- [Material for the task]
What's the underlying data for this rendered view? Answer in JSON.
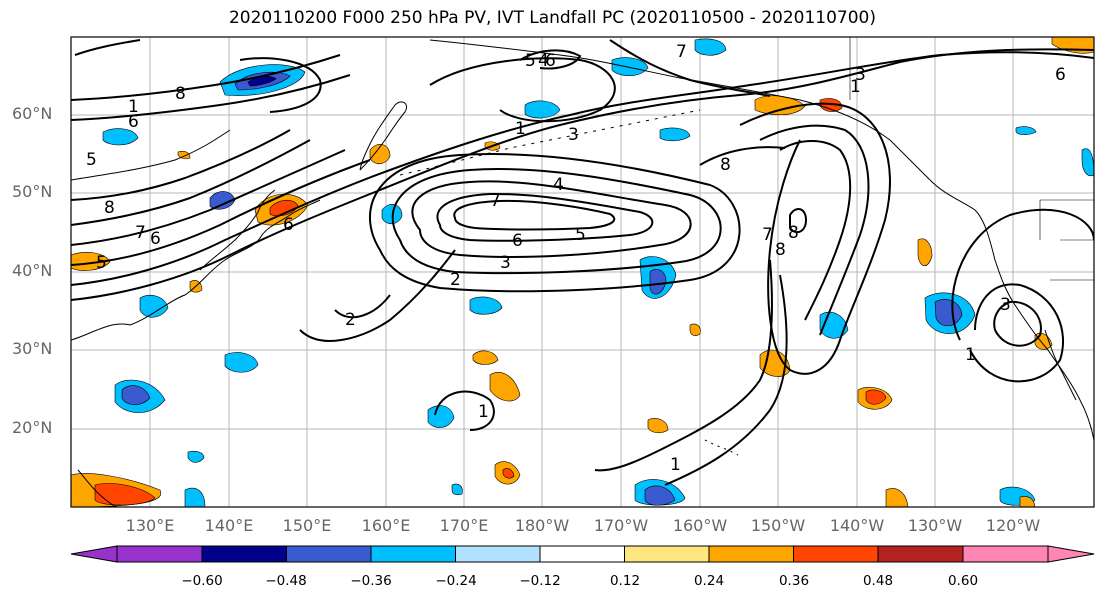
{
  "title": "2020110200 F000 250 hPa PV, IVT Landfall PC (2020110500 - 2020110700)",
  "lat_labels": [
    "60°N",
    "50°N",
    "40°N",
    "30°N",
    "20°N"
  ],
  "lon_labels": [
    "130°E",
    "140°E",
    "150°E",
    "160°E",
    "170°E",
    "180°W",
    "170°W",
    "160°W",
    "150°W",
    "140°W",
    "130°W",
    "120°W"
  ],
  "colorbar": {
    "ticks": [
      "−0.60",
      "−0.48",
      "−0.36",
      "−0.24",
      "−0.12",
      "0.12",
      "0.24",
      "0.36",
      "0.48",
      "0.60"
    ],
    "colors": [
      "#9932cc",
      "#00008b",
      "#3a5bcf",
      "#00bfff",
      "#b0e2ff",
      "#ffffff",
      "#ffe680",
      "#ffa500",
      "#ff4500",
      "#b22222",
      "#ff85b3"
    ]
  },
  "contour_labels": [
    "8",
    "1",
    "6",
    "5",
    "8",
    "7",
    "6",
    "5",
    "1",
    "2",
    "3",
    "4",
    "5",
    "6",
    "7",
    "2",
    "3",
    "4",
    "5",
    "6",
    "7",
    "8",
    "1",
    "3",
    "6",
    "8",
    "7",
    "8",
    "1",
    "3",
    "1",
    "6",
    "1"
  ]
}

- [Task instructions]
Restate each entry word for word, leaving out any pictures.

- [Problem solution]
What's the underlying data for this rendered view? Answer in JSON.
{
  "title": "2020110200 F000 250 hPa PV, IVT Landfall PC (2020110500 - 2020110700)",
  "lat_labels": [
    "60°N",
    "50°N",
    "40°N",
    "30°N",
    "20°N"
  ],
  "lon_labels": [
    "130°E",
    "140°E",
    "150°E",
    "160°E",
    "170°E",
    "180°W",
    "170°W",
    "160°W",
    "150°W",
    "140°W",
    "130°W",
    "120°W"
  ],
  "colorbar": {
    "ticks": [
      "−0.60",
      "−0.48",
      "−0.36",
      "−0.24",
      "−0.12",
      "0.12",
      "0.24",
      "0.36",
      "0.48",
      "0.60"
    ],
    "colors": [
      "#9932cc",
      "#00008b",
      "#3a5bcf",
      "#00bfff",
      "#b0e2ff",
      "#ffffff",
      "#ffe680",
      "#ffa500",
      "#ff4500",
      "#b22222",
      "#ff85b3"
    ]
  },
  "contour_labels": [
    "8",
    "1",
    "6",
    "5",
    "8",
    "7",
    "6",
    "5",
    "1",
    "2",
    "3",
    "4",
    "5",
    "6",
    "7",
    "2",
    "3",
    "4",
    "5",
    "6",
    "7",
    "8",
    "1",
    "3",
    "6",
    "8",
    "7",
    "8",
    "1",
    "3",
    "1",
    "6",
    "1"
  ]
}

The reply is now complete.